Look through the lines and report how many include the word "this", giving nothing but the number.

Data entries for graphics:

|---|

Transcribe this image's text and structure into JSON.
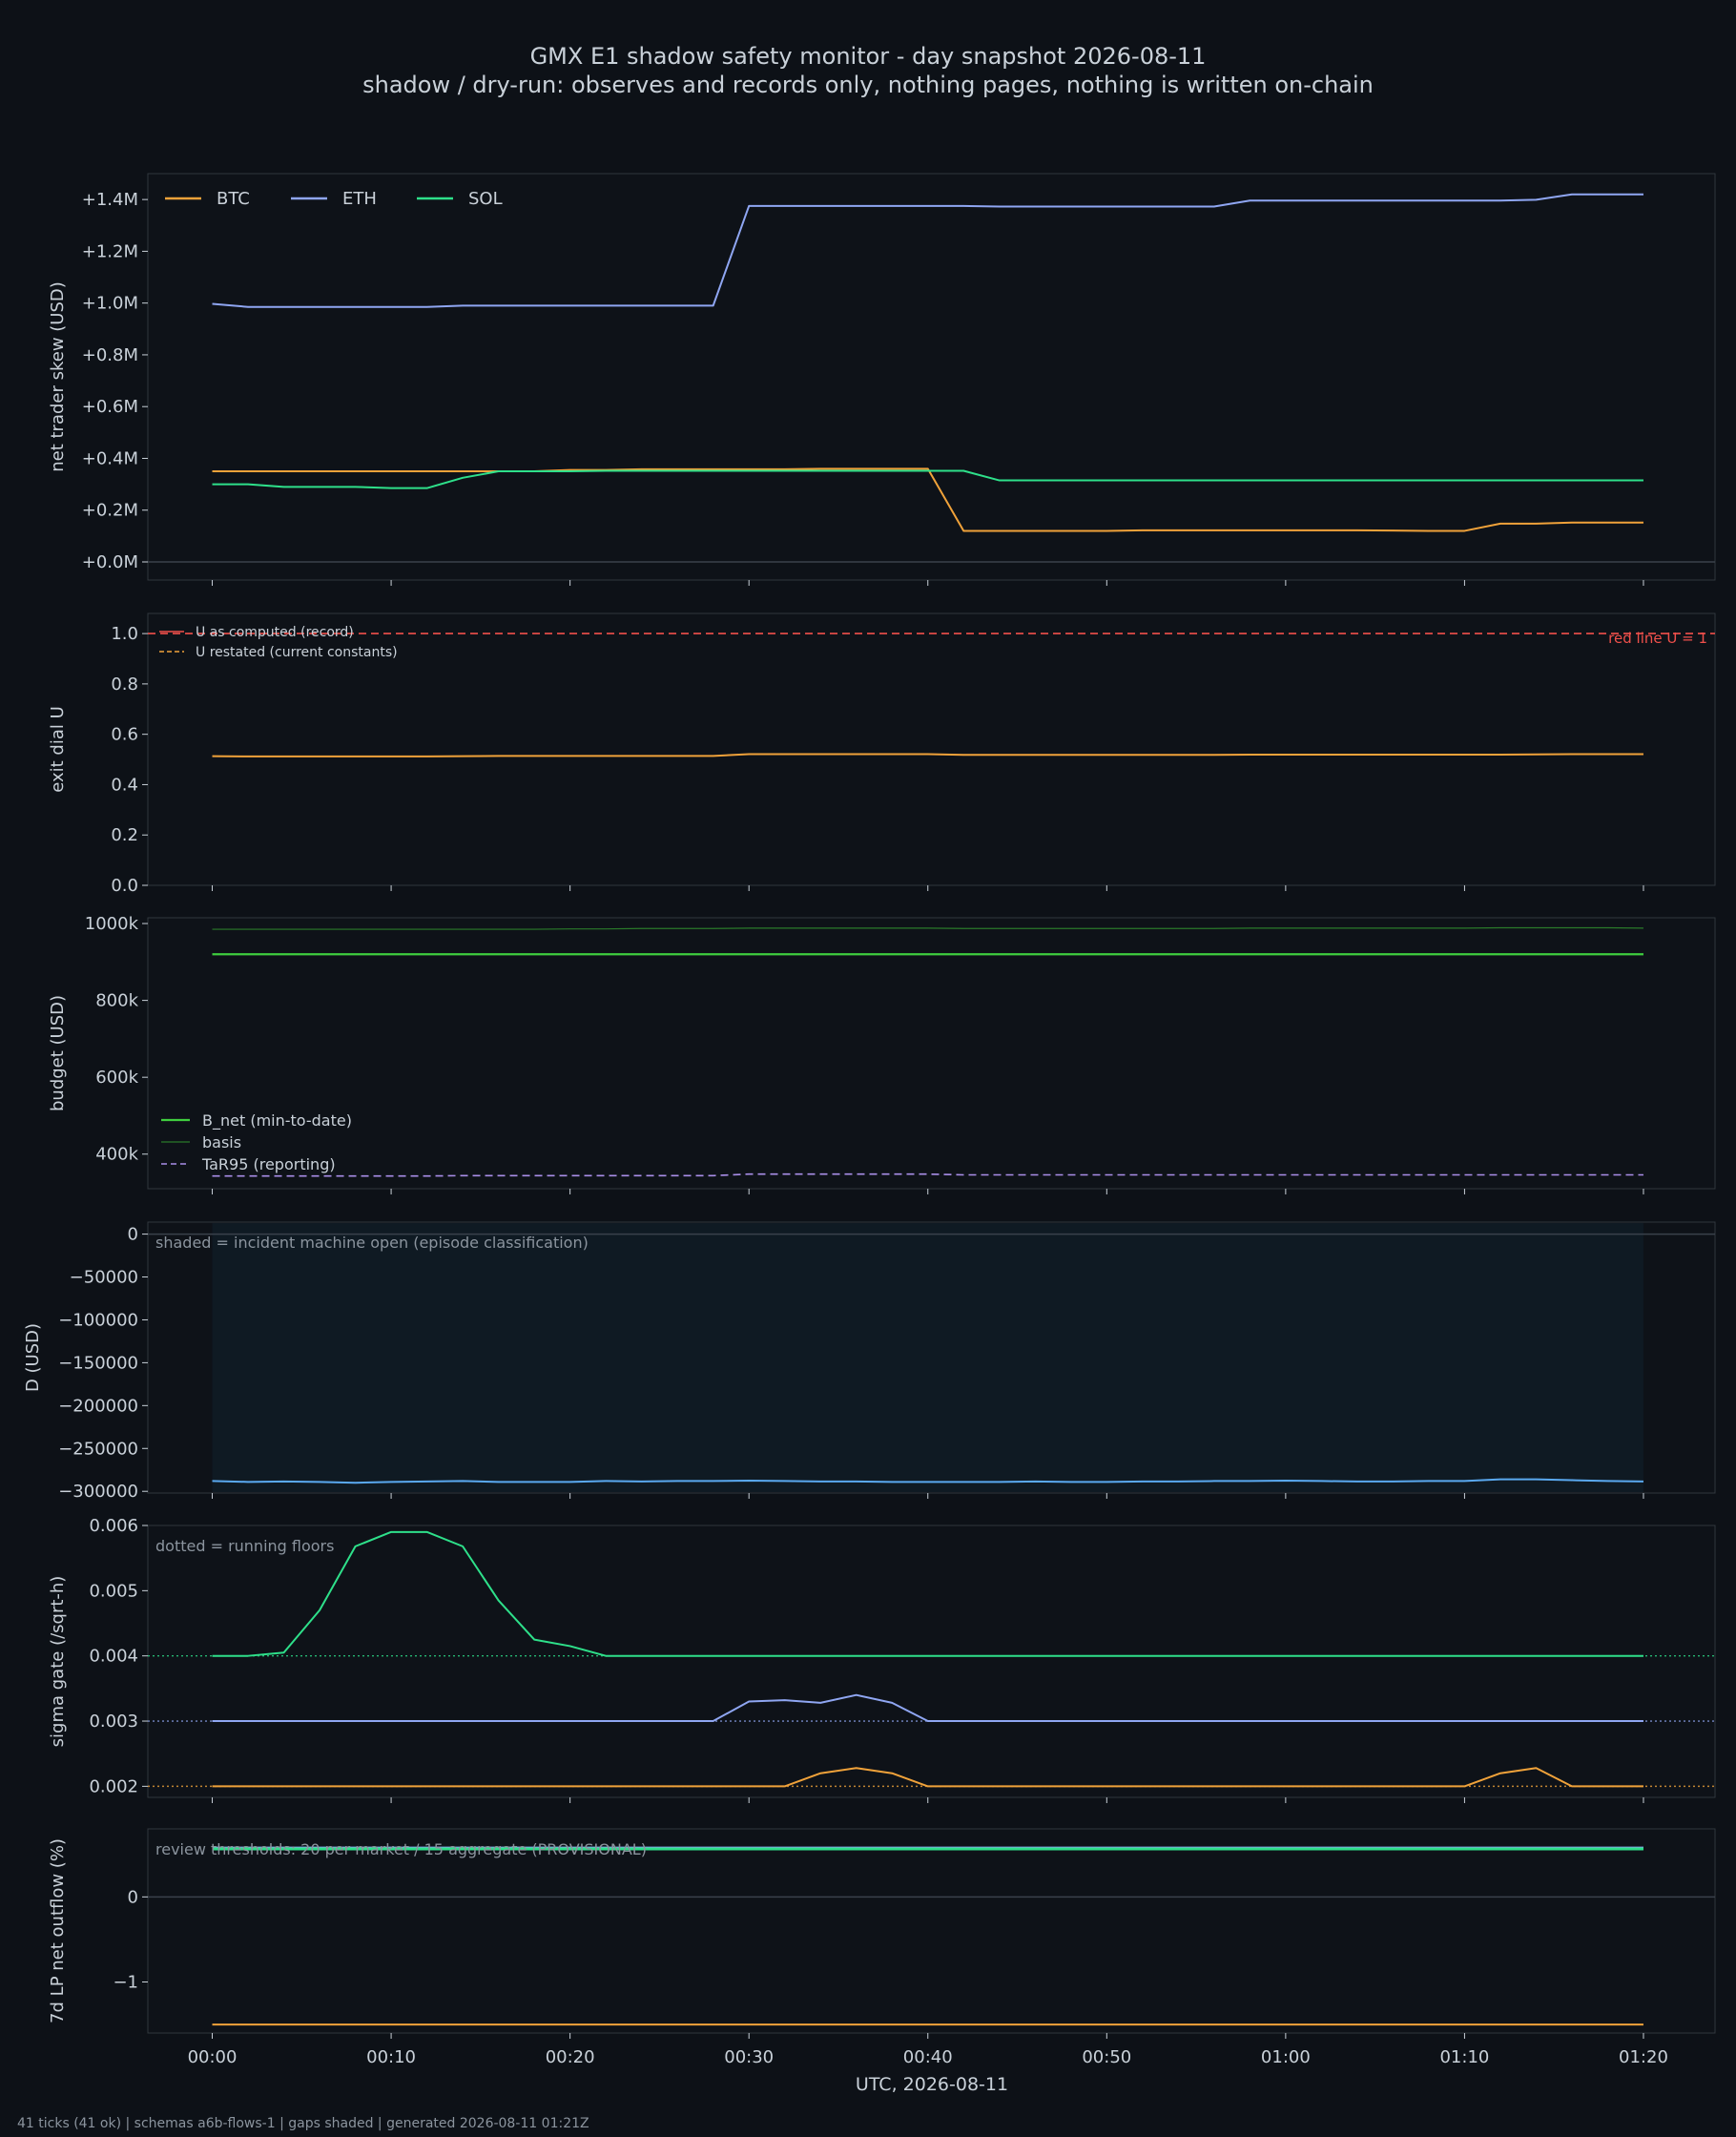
{
  "title": "GMX E1 shadow safety monitor - day snapshot 2026-08-11",
  "subtitle": "shadow / dry-run: observes and records only, nothing pages, nothing is written on-chain",
  "footer": "41 ticks (41 ok) | schemas a6b-flows-1 | gaps shaded | generated 2026-08-11 01:21Z",
  "colors": {
    "background": "#0d1117",
    "panel": "#0e1218",
    "text": "#c9d1d9",
    "muted": "#8b949e",
    "btc": "#f0a23a",
    "eth": "#8fa6f2",
    "sol": "#2ee08a",
    "red": "#f0504b",
    "green": "#3fce3f",
    "purple": "#a98ee8",
    "blue": "#5aa9f0",
    "teal": "#48d1c4"
  },
  "chart_data": {
    "type": "line",
    "x_label": "UTC, 2026-08-11",
    "x_unit": "minutes",
    "x_ticks": [
      "00:00",
      "00:10",
      "00:20",
      "00:30",
      "00:40",
      "00:50",
      "01:00",
      "01:10",
      "01:20"
    ],
    "x_range": [
      -3.6,
      84
    ],
    "x": [
      0,
      2,
      4,
      6,
      8,
      10,
      12,
      14,
      16,
      18,
      20,
      22,
      24,
      26,
      28,
      30,
      32,
      34,
      36,
      38,
      40,
      42,
      44,
      46,
      48,
      50,
      52,
      54,
      56,
      58,
      60,
      62,
      64,
      66,
      68,
      70,
      72,
      74,
      76,
      78,
      80
    ],
    "panels": [
      {
        "id": "skew",
        "ylabel": "net trader skew (USD)",
        "ylim": [
          -0.07,
          1.5
        ],
        "yticks": [
          0,
          0.2,
          0.4,
          0.6,
          0.8,
          1.0,
          1.2,
          1.4
        ],
        "ytick_labels": [
          "+0.0M",
          "+0.2M",
          "+0.4M",
          "+0.6M",
          "+0.8M",
          "+1.0M",
          "+1.2M",
          "+1.4M"
        ],
        "zero_line": 0,
        "legend": "top-left",
        "series": [
          {
            "name": "BTC",
            "color": "#f0a23a",
            "style": "solid",
            "values": [
              0.35,
              0.35,
              0.35,
              0.35,
              0.35,
              0.35,
              0.35,
              0.35,
              0.35,
              0.35,
              0.355,
              0.355,
              0.358,
              0.358,
              0.358,
              0.358,
              0.358,
              0.36,
              0.36,
              0.36,
              0.36,
              0.12,
              0.12,
              0.12,
              0.12,
              0.12,
              0.122,
              0.122,
              0.122,
              0.122,
              0.122,
              0.122,
              0.122,
              0.121,
              0.12,
              0.12,
              0.148,
              0.148,
              0.152,
              0.152,
              0.152
            ]
          },
          {
            "name": "ETH",
            "color": "#8fa6f2",
            "style": "solid",
            "values": [
              0.997,
              0.985,
              0.985,
              0.985,
              0.985,
              0.985,
              0.985,
              0.99,
              0.99,
              0.99,
              0.99,
              0.99,
              0.99,
              0.99,
              0.99,
              1.375,
              1.375,
              1.375,
              1.375,
              1.375,
              1.375,
              1.375,
              1.373,
              1.373,
              1.373,
              1.373,
              1.373,
              1.373,
              1.373,
              1.396,
              1.396,
              1.396,
              1.396,
              1.396,
              1.396,
              1.396,
              1.396,
              1.399,
              1.42,
              1.42,
              1.42
            ]
          },
          {
            "name": "SOL",
            "color": "#2ee08a",
            "style": "solid",
            "values": [
              0.3,
              0.3,
              0.29,
              0.29,
              0.29,
              0.285,
              0.285,
              0.325,
              0.35,
              0.35,
              0.35,
              0.352,
              0.352,
              0.352,
              0.352,
              0.352,
              0.352,
              0.352,
              0.352,
              0.352,
              0.352,
              0.352,
              0.315,
              0.315,
              0.315,
              0.315,
              0.315,
              0.315,
              0.315,
              0.315,
              0.315,
              0.315,
              0.315,
              0.315,
              0.315,
              0.315,
              0.315,
              0.315,
              0.315,
              0.315,
              0.315
            ]
          }
        ]
      },
      {
        "id": "exit-dial",
        "ylabel": "exit dial U",
        "ylim": [
          0,
          1.08
        ],
        "yticks": [
          0,
          0.2,
          0.4,
          0.6,
          0.8,
          1.0
        ],
        "ytick_labels": [
          "0.0",
          "0.2",
          "0.4",
          "0.6",
          "0.8",
          "1.0"
        ],
        "legend": "top-left",
        "hline": {
          "value": 1.0,
          "label": "red line U = 1",
          "color": "#f0504b",
          "style": "dashed"
        },
        "series": [
          {
            "name": "U as computed (record)",
            "color": "#f0504b",
            "style": "solid",
            "values": []
          },
          {
            "name": "U restated (current constants)",
            "color": "#f0a23a",
            "style": "dashed",
            "values": []
          },
          {
            "name": "",
            "color": "#f0a23a",
            "style": "solid",
            "values": [
              0.513,
              0.512,
              0.512,
              0.512,
              0.512,
              0.512,
              0.512,
              0.513,
              0.514,
              0.514,
              0.514,
              0.514,
              0.514,
              0.514,
              0.514,
              0.521,
              0.521,
              0.521,
              0.521,
              0.521,
              0.521,
              0.518,
              0.518,
              0.518,
              0.518,
              0.518,
              0.518,
              0.518,
              0.518,
              0.519,
              0.519,
              0.519,
              0.519,
              0.519,
              0.519,
              0.519,
              0.519,
              0.52,
              0.521,
              0.521,
              0.521
            ]
          }
        ]
      },
      {
        "id": "budget",
        "ylabel": "budget (USD)",
        "ylim": [
          310000,
          1015000
        ],
        "yticks": [
          400000,
          600000,
          800000,
          1000000
        ],
        "ytick_labels": [
          "400k",
          "600k",
          "800k",
          "1000k"
        ],
        "legend": "bottom-left",
        "series": [
          {
            "name": "B_net (min-to-date)",
            "color": "#3fce3f",
            "style": "solid",
            "width": 2.2,
            "values": [
              920000,
              920000,
              920000,
              920000,
              920000,
              920000,
              920000,
              920000,
              920000,
              920000,
              920000,
              920000,
              920000,
              920000,
              920000,
              920000,
              920000,
              920000,
              920000,
              920000,
              920000,
              920000,
              920000,
              920000,
              920000,
              920000,
              920000,
              920000,
              920000,
              920000,
              920000,
              920000,
              920000,
              920000,
              920000,
              920000,
              920000,
              920000,
              920000,
              920000,
              920000
            ]
          },
          {
            "name": "basis",
            "color": "#2a7a2a",
            "style": "solid",
            "width": 1.2,
            "values": [
              985000,
              985000,
              985000,
              985000,
              985000,
              985000,
              985000,
              985000,
              985000,
              985000,
              986000,
              986000,
              987000,
              987000,
              987000,
              988000,
              988000,
              988000,
              988000,
              988000,
              988000,
              987000,
              987000,
              987000,
              987000,
              987000,
              987000,
              987000,
              987000,
              988000,
              988000,
              988000,
              988000,
              988000,
              988000,
              988000,
              989000,
              989000,
              989000,
              989000,
              988000
            ]
          },
          {
            "name": "TaR95 (reporting)",
            "color": "#a98ee8",
            "style": "dashed",
            "width": 1.6,
            "values": [
              343000,
              343000,
              343000,
              343000,
              343000,
              343000,
              343000,
              344000,
              344000,
              344000,
              344000,
              344000,
              344000,
              344000,
              344000,
              348000,
              348000,
              348000,
              348000,
              348000,
              348000,
              346000,
              346000,
              346000,
              346000,
              346000,
              346000,
              346000,
              346000,
              346000,
              346000,
              346000,
              346000,
              346000,
              346000,
              346000,
              346000,
              346000,
              346000,
              346000,
              346000
            ]
          }
        ]
      },
      {
        "id": "d-usd",
        "ylabel": "D (USD)",
        "ylim": [
          -302000,
          14000
        ],
        "yticks": [
          0,
          -50000,
          -100000,
          -150000,
          -200000,
          -250000,
          -300000
        ],
        "ytick_labels": [
          "0",
          "−50000",
          "−100000",
          "−150000",
          "−200000",
          "−250000",
          "−300000"
        ],
        "zero_line": 0,
        "annotation": "shaded = incident machine open (episode classification)",
        "shaded_range": [
          0,
          80
        ],
        "series": [
          {
            "name": "",
            "color": "#5aa9f0",
            "style": "solid",
            "values": [
              -288000,
              -289000,
              -288500,
              -289000,
              -290000,
              -289000,
              -288500,
              -288000,
              -289000,
              -289000,
              -289000,
              -288000,
              -288500,
              -288000,
              -288000,
              -287500,
              -288000,
              -288500,
              -288500,
              -289000,
              -289000,
              -289000,
              -289000,
              -288500,
              -289000,
              -289000,
              -288500,
              -288500,
              -288000,
              -288000,
              -287500,
              -288000,
              -288500,
              -288500,
              -288000,
              -288000,
              -286000,
              -286000,
              -287000,
              -288000,
              -288500
            ]
          }
        ]
      },
      {
        "id": "sigma-gate",
        "ylabel": "sigma gate (/sqrt-h)",
        "ylim": [
          0.00183,
          0.006
        ],
        "yticks": [
          0.002,
          0.003,
          0.004,
          0.005,
          0.006
        ],
        "ytick_labels": [
          "0.002",
          "0.003",
          "0.004",
          "0.005",
          "0.006"
        ],
        "annotation": "dotted = running floors",
        "floors": [
          {
            "value": 0.004,
            "color": "#2ee08a"
          },
          {
            "value": 0.003,
            "color": "#8fa6f2"
          },
          {
            "value": 0.002,
            "color": "#f0a23a"
          }
        ],
        "series": [
          {
            "name": "SOL",
            "color": "#2ee08a",
            "style": "solid",
            "values": [
              0.004,
              0.004,
              0.00405,
              0.0047,
              0.00568,
              0.0059,
              0.0059,
              0.00568,
              0.00485,
              0.00425,
              0.00415,
              0.004,
              0.004,
              0.004,
              0.004,
              0.004,
              0.004,
              0.004,
              0.004,
              0.004,
              0.004,
              0.004,
              0.004,
              0.004,
              0.004,
              0.004,
              0.004,
              0.004,
              0.004,
              0.004,
              0.004,
              0.004,
              0.004,
              0.004,
              0.004,
              0.004,
              0.004,
              0.004,
              0.004,
              0.004,
              0.004
            ]
          },
          {
            "name": "ETH",
            "color": "#8fa6f2",
            "style": "solid",
            "values": [
              0.003,
              0.003,
              0.003,
              0.003,
              0.003,
              0.003,
              0.003,
              0.003,
              0.003,
              0.003,
              0.003,
              0.003,
              0.003,
              0.003,
              0.003,
              0.0033,
              0.00332,
              0.00328,
              0.0034,
              0.00328,
              0.003,
              0.003,
              0.003,
              0.003,
              0.003,
              0.003,
              0.003,
              0.003,
              0.003,
              0.003,
              0.003,
              0.003,
              0.003,
              0.003,
              0.003,
              0.003,
              0.003,
              0.003,
              0.003,
              0.003,
              0.003
            ]
          },
          {
            "name": "BTC",
            "color": "#f0a23a",
            "style": "solid",
            "values": [
              0.002,
              0.002,
              0.002,
              0.002,
              0.002,
              0.002,
              0.002,
              0.002,
              0.002,
              0.002,
              0.002,
              0.002,
              0.002,
              0.002,
              0.002,
              0.002,
              0.002,
              0.0022,
              0.00228,
              0.0022,
              0.002,
              0.002,
              0.002,
              0.002,
              0.002,
              0.002,
              0.002,
              0.002,
              0.002,
              0.002,
              0.002,
              0.002,
              0.002,
              0.002,
              0.002,
              0.002,
              0.0022,
              0.00228,
              0.002,
              0.002,
              0.002
            ]
          }
        ]
      },
      {
        "id": "lp-outflow",
        "ylabel": "7d LP net outflow (%)",
        "ylim": [
          -1.6,
          0.8
        ],
        "yticks": [
          -1,
          0
        ],
        "ytick_labels": [
          "−1",
          "0"
        ],
        "zero_line": 0,
        "annotation": "review thresholds: 20 per market / 15 aggregate (PROVISIONAL)",
        "series": [
          {
            "name": "",
            "color": "#8fa6f2",
            "style": "solid",
            "values": [
              0.575,
              0.575,
              0.575,
              0.575,
              0.575,
              0.575,
              0.575,
              0.575,
              0.575,
              0.575,
              0.575,
              0.575,
              0.575,
              0.575,
              0.575,
              0.575,
              0.575,
              0.575,
              0.575,
              0.575,
              0.575,
              0.575,
              0.575,
              0.575,
              0.575,
              0.575,
              0.575,
              0.575,
              0.575,
              0.575,
              0.575,
              0.575,
              0.575,
              0.575,
              0.575,
              0.575,
              0.575,
              0.575,
              0.575,
              0.575,
              0.575
            ]
          },
          {
            "name": "",
            "color": "#2ee08a",
            "style": "solid",
            "values": [
              0.565,
              0.565,
              0.565,
              0.565,
              0.565,
              0.565,
              0.565,
              0.565,
              0.565,
              0.565,
              0.565,
              0.565,
              0.565,
              0.565,
              0.565,
              0.565,
              0.565,
              0.565,
              0.565,
              0.565,
              0.565,
              0.565,
              0.565,
              0.565,
              0.565,
              0.565,
              0.565,
              0.565,
              0.565,
              0.565,
              0.565,
              0.565,
              0.565,
              0.565,
              0.565,
              0.565,
              0.565,
              0.565,
              0.565,
              0.565,
              0.565
            ]
          },
          {
            "name": "",
            "color": "#f0a23a",
            "style": "solid",
            "values": [
              -1.5,
              -1.5,
              -1.5,
              -1.5,
              -1.5,
              -1.5,
              -1.5,
              -1.5,
              -1.5,
              -1.5,
              -1.5,
              -1.5,
              -1.5,
              -1.5,
              -1.5,
              -1.5,
              -1.5,
              -1.5,
              -1.5,
              -1.5,
              -1.5,
              -1.5,
              -1.5,
              -1.5,
              -1.5,
              -1.5,
              -1.5,
              -1.5,
              -1.5,
              -1.5,
              -1.5,
              -1.5,
              -1.5,
              -1.5,
              -1.5,
              -1.5,
              -1.5,
              -1.5,
              -1.5,
              -1.5,
              -1.5
            ]
          }
        ]
      }
    ]
  }
}
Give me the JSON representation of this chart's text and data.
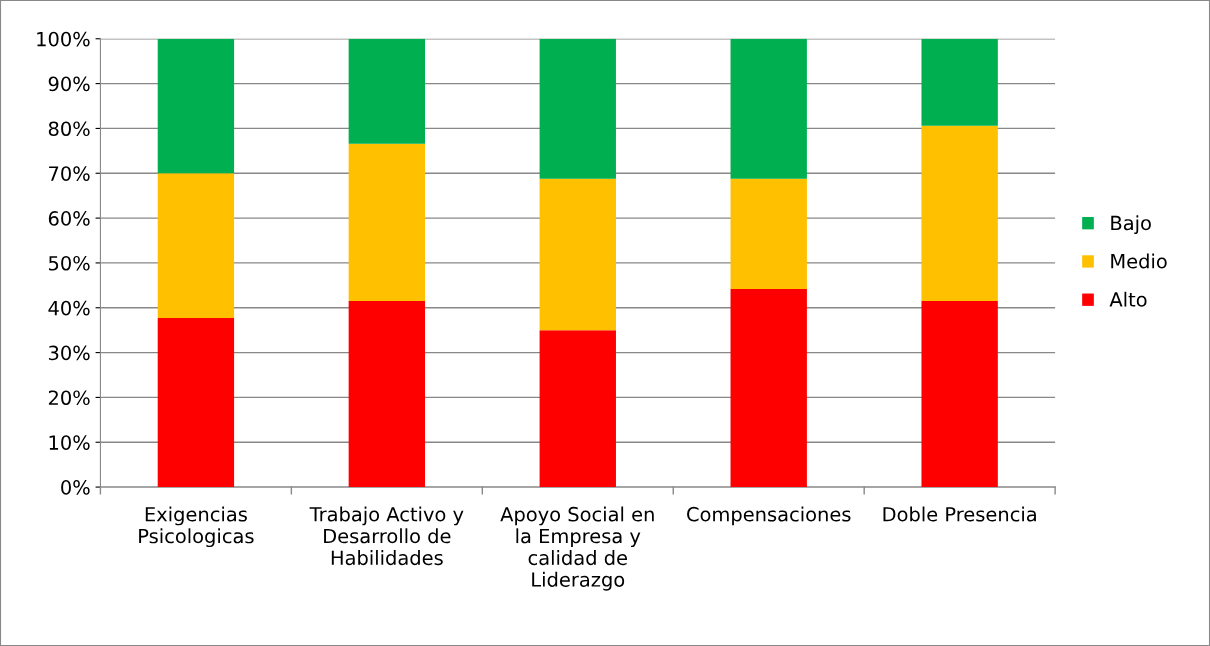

|---|

— SOLUTION —
2